-- Begin --

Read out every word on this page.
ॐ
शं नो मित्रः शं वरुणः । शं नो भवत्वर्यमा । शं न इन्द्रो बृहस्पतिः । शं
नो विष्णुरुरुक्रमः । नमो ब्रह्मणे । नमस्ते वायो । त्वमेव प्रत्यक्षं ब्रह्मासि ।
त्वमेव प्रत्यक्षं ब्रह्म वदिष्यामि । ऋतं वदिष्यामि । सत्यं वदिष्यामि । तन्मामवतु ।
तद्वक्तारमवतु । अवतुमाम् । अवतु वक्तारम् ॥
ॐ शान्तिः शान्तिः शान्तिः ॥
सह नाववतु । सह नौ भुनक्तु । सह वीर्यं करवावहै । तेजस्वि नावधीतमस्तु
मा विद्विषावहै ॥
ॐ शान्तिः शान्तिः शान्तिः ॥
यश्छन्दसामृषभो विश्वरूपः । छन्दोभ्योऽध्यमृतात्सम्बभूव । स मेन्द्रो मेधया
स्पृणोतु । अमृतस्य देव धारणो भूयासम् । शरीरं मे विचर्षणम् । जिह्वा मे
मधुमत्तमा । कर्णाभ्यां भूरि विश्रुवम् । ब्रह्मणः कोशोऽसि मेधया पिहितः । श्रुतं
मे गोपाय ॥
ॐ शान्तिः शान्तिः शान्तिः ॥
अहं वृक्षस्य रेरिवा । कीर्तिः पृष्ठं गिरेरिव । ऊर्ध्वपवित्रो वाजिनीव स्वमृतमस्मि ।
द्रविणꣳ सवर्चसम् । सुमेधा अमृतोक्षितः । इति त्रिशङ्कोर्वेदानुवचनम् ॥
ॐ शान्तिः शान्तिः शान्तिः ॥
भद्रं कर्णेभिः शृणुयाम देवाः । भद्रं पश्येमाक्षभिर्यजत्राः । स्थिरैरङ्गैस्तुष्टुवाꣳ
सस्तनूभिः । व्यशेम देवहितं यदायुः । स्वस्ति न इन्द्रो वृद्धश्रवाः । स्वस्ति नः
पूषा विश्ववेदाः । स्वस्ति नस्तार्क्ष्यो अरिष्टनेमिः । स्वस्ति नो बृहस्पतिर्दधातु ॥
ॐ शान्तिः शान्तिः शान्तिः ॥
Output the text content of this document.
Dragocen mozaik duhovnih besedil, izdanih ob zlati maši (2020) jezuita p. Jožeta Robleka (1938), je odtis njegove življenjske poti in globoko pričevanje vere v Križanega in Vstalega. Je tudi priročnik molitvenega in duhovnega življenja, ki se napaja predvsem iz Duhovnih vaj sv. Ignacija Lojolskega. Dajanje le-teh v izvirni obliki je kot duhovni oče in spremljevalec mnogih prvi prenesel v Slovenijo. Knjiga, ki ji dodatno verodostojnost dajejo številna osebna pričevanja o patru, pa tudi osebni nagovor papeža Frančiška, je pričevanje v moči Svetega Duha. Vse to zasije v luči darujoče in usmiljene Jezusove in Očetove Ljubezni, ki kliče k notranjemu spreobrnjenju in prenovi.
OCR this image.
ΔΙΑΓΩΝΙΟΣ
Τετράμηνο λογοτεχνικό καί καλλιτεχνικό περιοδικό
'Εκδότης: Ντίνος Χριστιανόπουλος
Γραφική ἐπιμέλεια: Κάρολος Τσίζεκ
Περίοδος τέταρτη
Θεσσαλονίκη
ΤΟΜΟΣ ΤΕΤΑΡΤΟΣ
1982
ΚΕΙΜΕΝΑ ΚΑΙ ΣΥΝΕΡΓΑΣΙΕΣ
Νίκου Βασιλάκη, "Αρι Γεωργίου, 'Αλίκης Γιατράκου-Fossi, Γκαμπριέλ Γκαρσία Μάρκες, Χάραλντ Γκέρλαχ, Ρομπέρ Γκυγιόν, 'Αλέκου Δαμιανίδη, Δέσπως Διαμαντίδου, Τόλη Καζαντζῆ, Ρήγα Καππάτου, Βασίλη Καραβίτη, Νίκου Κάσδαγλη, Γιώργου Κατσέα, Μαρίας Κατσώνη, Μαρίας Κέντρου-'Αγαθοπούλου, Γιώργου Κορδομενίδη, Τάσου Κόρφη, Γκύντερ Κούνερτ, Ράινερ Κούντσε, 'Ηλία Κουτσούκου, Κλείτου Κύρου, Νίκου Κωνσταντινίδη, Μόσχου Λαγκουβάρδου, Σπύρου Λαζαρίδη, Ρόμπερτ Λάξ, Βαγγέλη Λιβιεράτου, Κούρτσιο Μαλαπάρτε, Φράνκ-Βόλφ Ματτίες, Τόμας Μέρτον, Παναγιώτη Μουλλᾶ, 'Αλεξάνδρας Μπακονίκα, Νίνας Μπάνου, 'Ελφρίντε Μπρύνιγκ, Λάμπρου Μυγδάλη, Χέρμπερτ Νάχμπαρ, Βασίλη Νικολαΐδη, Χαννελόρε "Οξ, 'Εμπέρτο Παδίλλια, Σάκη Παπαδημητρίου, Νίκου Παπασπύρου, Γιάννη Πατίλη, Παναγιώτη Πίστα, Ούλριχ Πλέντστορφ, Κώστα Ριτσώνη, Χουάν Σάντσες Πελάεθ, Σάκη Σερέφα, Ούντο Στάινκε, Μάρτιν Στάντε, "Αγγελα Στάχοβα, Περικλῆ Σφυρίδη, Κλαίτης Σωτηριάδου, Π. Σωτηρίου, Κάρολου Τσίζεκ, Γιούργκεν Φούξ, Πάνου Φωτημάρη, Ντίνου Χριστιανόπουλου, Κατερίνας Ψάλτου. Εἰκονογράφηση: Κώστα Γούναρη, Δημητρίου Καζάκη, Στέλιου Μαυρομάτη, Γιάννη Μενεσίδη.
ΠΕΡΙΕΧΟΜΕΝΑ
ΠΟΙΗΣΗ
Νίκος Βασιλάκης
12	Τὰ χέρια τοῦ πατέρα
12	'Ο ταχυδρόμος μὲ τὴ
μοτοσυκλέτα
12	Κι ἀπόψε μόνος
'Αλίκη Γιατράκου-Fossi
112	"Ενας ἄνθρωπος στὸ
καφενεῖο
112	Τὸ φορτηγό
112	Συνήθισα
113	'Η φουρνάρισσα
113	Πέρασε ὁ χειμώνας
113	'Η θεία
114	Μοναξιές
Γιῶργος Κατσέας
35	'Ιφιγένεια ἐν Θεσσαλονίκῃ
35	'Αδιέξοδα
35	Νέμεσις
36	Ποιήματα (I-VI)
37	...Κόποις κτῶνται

-- End --

#### TO BE DONE
Every entry needs to be retyped exactly.

#### COMPLETED EXERCISE
Read out every word on this page.
ॐ
शं नो मित्रः शं वरुणः । शं नो भवत्वर्यमा । शं न इन्द्रो बृहस्पतिः । शं
नो विष्णुरुरुक्रमः । नमो ब्रह्मणे । नमस्ते वायो । त्वमेव प्रत्यक्षं ब्रह्मासि ।
त्वमेव प्रत्यक्षं ब्रह्म वदिष्यामि । ऋतं वदिष्यामि । सत्यं वदिष्यामि । तन्मामवतु ।
तद्वक्तारमवतु । अवतुमाम् । अवतु वक्तारम् ॥
ॐ शान्तिः शान्तिः शान्तिः ॥
सह नाववतु । सह नौ भुनक्तु । सह वीर्यं करवावहै । तेजस्वि नावधीतमस्तु
मा विद्विषावहै ॥
ॐ शान्तिः शान्तिः शान्तिः ॥
यश्छन्दसामृषभो विश्वरूपः । छन्दोभ्योऽध्यमृतात्सम्बभूव । स मेन्द्रो मेधया
स्पृणोतु । अमृतस्य देव धारणो भूयासम् । शरीरं मे विचर्षणम् । जिह्वा मे
मधुमत्तमा । कर्णाभ्यां भूरि विश्रुवम् । ब्रह्मणः कोशोऽसि मेधया पिहितः । श्रुतं
मे गोपाय ॥
ॐ शान्तिः शान्तिः शान्तिः ॥
अहं वृक्षस्य रेरिवा । कीर्तिः पृष्ठं गिरेरिव । ऊर्ध्वपवित्रो वाजिनीव स्वमृतमस्मि ।
द्रविणꣳ सवर्चसम् । सुमेधा अमृतोक्षितः । इति त्रिशङ्कोर्वेदानुवचनम् ॥
ॐ शान्तिः शान्तिः शान्तिः ॥
भद्रं कर्णेभिः शृणुयाम देवाः । भद्रं पश्येमाक्षभिर्यजत्राः । स्थिरैरङ्गैस्तुष्टुवाꣳ
सस्तनूभिः । व्यशेम देवहितं यदायुः । स्वस्ति न इन्द्रो वृद्धश्रवाः । स्वस्ति नः
पूषा विश्ववेदाः । स्वस्ति नस्तार्क्ष्यो अरिष्टनेमिः । स्वस्ति नो बृहस्पतिर्दधातु ॥
ॐ शान्तिः शान्तिः शान्तिः ॥
Output the text content of this document.
Dragocen mozaik duhovnih besedil, izdanih ob zlati maši (2020) jezuita p. Jožeta Robleka (1938), je odtis njegove življenjske poti in globoko pričevanje vere v Križanega in Vstalega. Je tudi priročnik molitvenega in duhovnega življenja, ki se napaja predvsem iz Duhovnih vaj sv. Ignacija Lojolskega. Dajanje le-teh v izvirni obliki je kot duhovni oče in spremljevalec mnogih prvi prenesel v Slovenijo. Knjiga, ki ji dodatno verodostojnost dajejo številna osebna pričevanja o patru, pa tudi osebni nagovor papeža Frančiška, je pričevanje v moči Svetega Duha. Vse to zasije v luči darujoče in usmiljene Jezusove in Očetove Ljubezni, ki kliče k notranjemu spreobrnjenju in prenovi.
OCR this image.
ΔΙΑΓΩΝΙΟΣ
Τετράμηνο λογοτεχνικό καί καλλιτεχνικό περιοδικό
'Εκδότης: Ντίνος Χριστιανόπουλος
Γραφική ἐπιμέλεια: Κάρολος Τσίζεκ
Περίοδος τέταρτη
Θεσσαλονίκη
ΤΟΜΟΣ ΤΕΤΑΡΤΟΣ
1982
ΚΕΙΜΕΝΑ ΚΑΙ ΣΥΝΕΡΓΑΣΙΕΣ
Νίκου Βασιλάκη, "Αρι Γεωργίου, 'Αλίκης Γιατράκου-Fossi, Γκαμπριέλ Γκαρσία Μάρκες, Χάραλντ Γκέρλαχ, Ρομπέρ Γκυγιόν, 'Αλέκου Δαμιανίδη, Δέσπως Διαμαντίδου, Τόλη Καζαντζῆ, Ρήγα Καππάτου, Βασίλη Καραβίτη, Νίκου Κάσδαγλη, Γιώργου Κατσέα, Μαρίας Κατσώνη, Μαρίας Κέντρου-'Αγαθοπούλου, Γιώργου Κορδομενίδη, Τάσου Κόρφη, Γκύντερ Κούνερτ, Ράινερ Κούντσε, 'Ηλία Κουτσούκου, Κλείτου Κύρου, Νίκου Κωνσταντινίδη, Μόσχου Λαγκουβάρδου, Σπύρου Λαζαρίδη, Ρόμπερτ Λάξ, Βαγγέλη Λιβιεράτου, Κούρτσιο Μαλαπάρτε, Φράνκ-Βόλφ Ματτίες, Τόμας Μέρτον, Παναγιώτη Μουλλᾶ, 'Αλεξάνδρας Μπακονίκα, Νίνας Μπάνου, 'Ελφρίντε Μπρύνιγκ, Λάμπρου Μυγδάλη, Χέρμπερτ Νάχμπαρ, Βασίλη Νικολαΐδη, Χαννελόρε "Οξ, 'Εμπέρτο Παδίλλια, Σάκη Παπαδημητρίου, Νίκου Παπασπύρου, Γιάννη Πατίλη, Παναγιώτη Πίστα, Ούλριχ Πλέντστορφ, Κώστα Ριτσώνη, Χουάν Σάντσες Πελάεθ, Σάκη Σερέφα, Ούντο Στάινκε, Μάρτιν Στάντε, "Αγγελα Στάχοβα, Περικλῆ Σφυρίδη, Κλαίτης Σωτηριάδου, Π. Σωτηρίου, Κάρολου Τσίζεκ, Γιούργκεν Φούξ, Πάνου Φωτημάρη, Ντίνου Χριστιανόπουλου, Κατερίνας Ψάλτου. Εἰκονογράφηση: Κώστα Γούναρη, Δημητρίου Καζάκη, Στέλιου Μαυρομάτη, Γιάννη Μενεσίδη.
ΠΕΡΙΕΧΟΜΕΝΑ
ΠΟΙΗΣΗ
Νίκος Βασιλάκης
12	Τὰ χέρια τοῦ πατέρα
12	'Ο ταχυδρόμος μὲ τὴ
μοτοσυκλέτα
12	Κι ἀπόψε μόνος
'Αλίκη Γιατράκου-Fossi
112	"Ενας ἄνθρωπος στὸ
καφενεῖο
112	Τὸ φορτηγό
112	Συνήθισα
113	'Η φουρνάρισσα
113	Πέρασε ὁ χειμώνας
113	'Η θεία
114	Μοναξιές
Γιῶργος Κατσέας
35	'Ιφιγένεια ἐν Θεσσαλονίκῃ
35	'Αδιέξοδα
35	Νέμεσις
36	Ποιήματα (I-VI)
37	...Κόποις κτῶνται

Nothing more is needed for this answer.